▸ **Exercise description**
Quote the listing in full, exactly as given, minus any pictures.

▸ **Materials provided**
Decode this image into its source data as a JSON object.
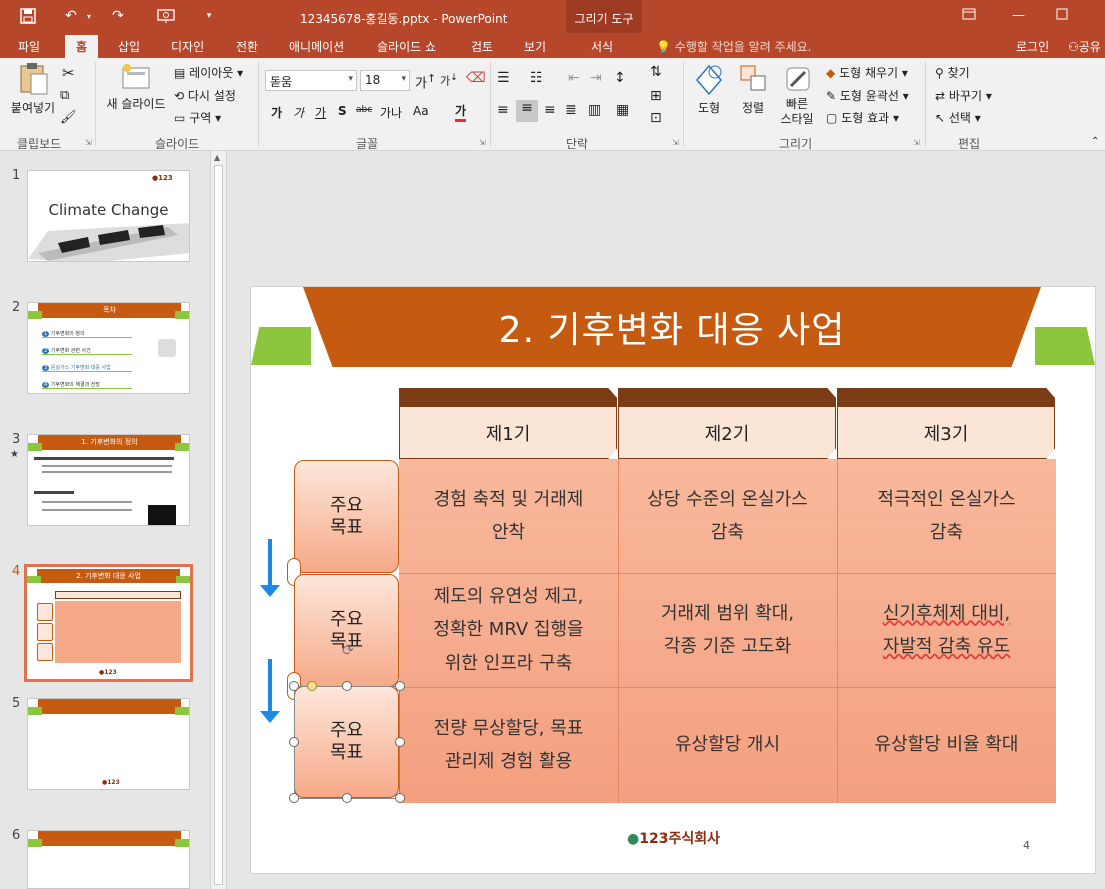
{
  "window": {
    "doc_title": "12345678-홍길동.pptx - PowerPoint",
    "contextual_tab": "그리기 도구"
  },
  "tabs": [
    "파일",
    "홈",
    "삽입",
    "디자인",
    "전환",
    "애니메이션",
    "슬라이드 쇼",
    "검토",
    "보기",
    "서식"
  ],
  "tell_me": "수행할 작업을 알려 주세요.",
  "login": "로그인",
  "share": "공유",
  "ribbon": {
    "clipboard": {
      "paste": "붙여넣기",
      "label": "클립보드"
    },
    "slides": {
      "new_slide": "새 슬라이드",
      "layout": "레이아웃",
      "reset": "다시 설정",
      "section": "구역",
      "label": "슬라이드"
    },
    "font": {
      "name": "돋움",
      "size": "18",
      "label": "글꼴",
      "b": "가",
      "i": "가",
      "u": "가",
      "s": "S",
      "strike": "abc",
      "spacing": "가나",
      "case": "Aa",
      "color": "가"
    },
    "paragraph": {
      "label": "단락"
    },
    "drawing": {
      "shape": "도형",
      "arrange": "정렬",
      "quick_style": "빠른\n스타일",
      "fill": "도형 채우기",
      "outline": "도형 윤곽선",
      "effect": "도형 효과",
      "label": "그리기"
    },
    "editing": {
      "find": "찾기",
      "replace": "바꾸기",
      "select": "선택",
      "label": "편집"
    }
  },
  "thumbnails": [
    {
      "num": "1",
      "title": "Climate Change"
    },
    {
      "num": "2",
      "title": "목차",
      "items": [
        "기후변화의 정의",
        "기후변화 관련 사건",
        "온실가스 기후변화 대응 사업",
        "기후변화의 해결과 전망"
      ]
    },
    {
      "num": "3",
      "title": "1. 기후변화의 정의"
    },
    {
      "num": "4",
      "title": "2. 기후변화 대응 사업"
    },
    {
      "num": "5",
      "title": ""
    },
    {
      "num": "6",
      "title": ""
    }
  ],
  "slide": {
    "title": "2. 기후변화 대응 사업",
    "columns": [
      "제1기",
      "제2기",
      "제3기"
    ],
    "rows": [
      {
        "header": "주요\n목표",
        "cells": [
          "경험 축적 및 거래제\n안착",
          "상당 수준의 온실가스\n감축",
          "적극적인 온실가스\n감축"
        ]
      },
      {
        "header": "주요\n목표",
        "cells": [
          "제도의 유연성 제고,\n정확한 MRV 집행을\n위한 인프라 구축",
          "거래제 범위 확대,\n각종 기준 고도화",
          "신기후체제 대비,\n자발적 감축 유도"
        ]
      },
      {
        "header": "주요\n목표",
        "cells": [
          "전량 무상할당, 목표\n관리제 경험 활용",
          "유상할당 개시",
          "유상할당 비율 확대"
        ]
      }
    ],
    "logo": "123주식회사",
    "page_number": "4"
  },
  "colors": {
    "accent": "#b7472a",
    "banner": "#c55a11",
    "green": "#8cc63f",
    "cell": "#f4a080"
  }
}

▸ **Solution to the exercise**
Decode this image into its source data as a JSON object.
{
  "window": {
    "doc_title": "12345678-홍길동.pptx - PowerPoint",
    "contextual_tab": "그리기 도구"
  },
  "tabs": [
    "파일",
    "홈",
    "삽입",
    "디자인",
    "전환",
    "애니메이션",
    "슬라이드 쇼",
    "검토",
    "보기",
    "서식"
  ],
  "tell_me": "수행할 작업을 알려 주세요.",
  "login": "로그인",
  "share": "공유",
  "ribbon": {
    "clipboard": {
      "paste": "붙여넣기",
      "label": "클립보드"
    },
    "slides": {
      "new_slide": "새 슬라이드",
      "layout": "레이아웃",
      "reset": "다시 설정",
      "section": "구역",
      "label": "슬라이드"
    },
    "font": {
      "name": "돋움",
      "size": "18",
      "label": "글꼴",
      "b": "가",
      "i": "가",
      "u": "가",
      "s": "S",
      "strike": "abc",
      "spacing": "가나",
      "case": "Aa",
      "color": "가"
    },
    "paragraph": {
      "label": "단락"
    },
    "drawing": {
      "shape": "도형",
      "arrange": "정렬",
      "quick_style": "빠른\n스타일",
      "fill": "도형 채우기",
      "outline": "도형 윤곽선",
      "effect": "도형 효과",
      "label": "그리기"
    },
    "editing": {
      "find": "찾기",
      "replace": "바꾸기",
      "select": "선택",
      "label": "편집"
    }
  },
  "thumbnails": [
    {
      "num": "1",
      "title": "Climate Change"
    },
    {
      "num": "2",
      "title": "목차",
      "items": [
        "기후변화의 정의",
        "기후변화 관련 사건",
        "온실가스 기후변화 대응 사업",
        "기후변화의 해결과 전망"
      ]
    },
    {
      "num": "3",
      "title": "1. 기후변화의 정의"
    },
    {
      "num": "4",
      "title": "2. 기후변화 대응 사업"
    },
    {
      "num": "5",
      "title": ""
    },
    {
      "num": "6",
      "title": ""
    }
  ],
  "slide": {
    "title": "2. 기후변화 대응 사업",
    "columns": [
      "제1기",
      "제2기",
      "제3기"
    ],
    "rows": [
      {
        "header": "주요\n목표",
        "cells": [
          "경험 축적 및 거래제\n안착",
          "상당 수준의 온실가스\n감축",
          "적극적인 온실가스\n감축"
        ]
      },
      {
        "header": "주요\n목표",
        "cells": [
          "제도의 유연성 제고,\n정확한 MRV 집행을\n위한 인프라 구축",
          "거래제 범위 확대,\n각종 기준 고도화",
          "신기후체제 대비,\n자발적 감축 유도"
        ]
      },
      {
        "header": "주요\n목표",
        "cells": [
          "전량 무상할당, 목표\n관리제 경험 활용",
          "유상할당 개시",
          "유상할당 비율 확대"
        ]
      }
    ],
    "logo": "123주식회사",
    "page_number": "4"
  },
  "colors": {
    "accent": "#b7472a",
    "banner": "#c55a11",
    "green": "#8cc63f",
    "cell": "#f4a080"
  }
}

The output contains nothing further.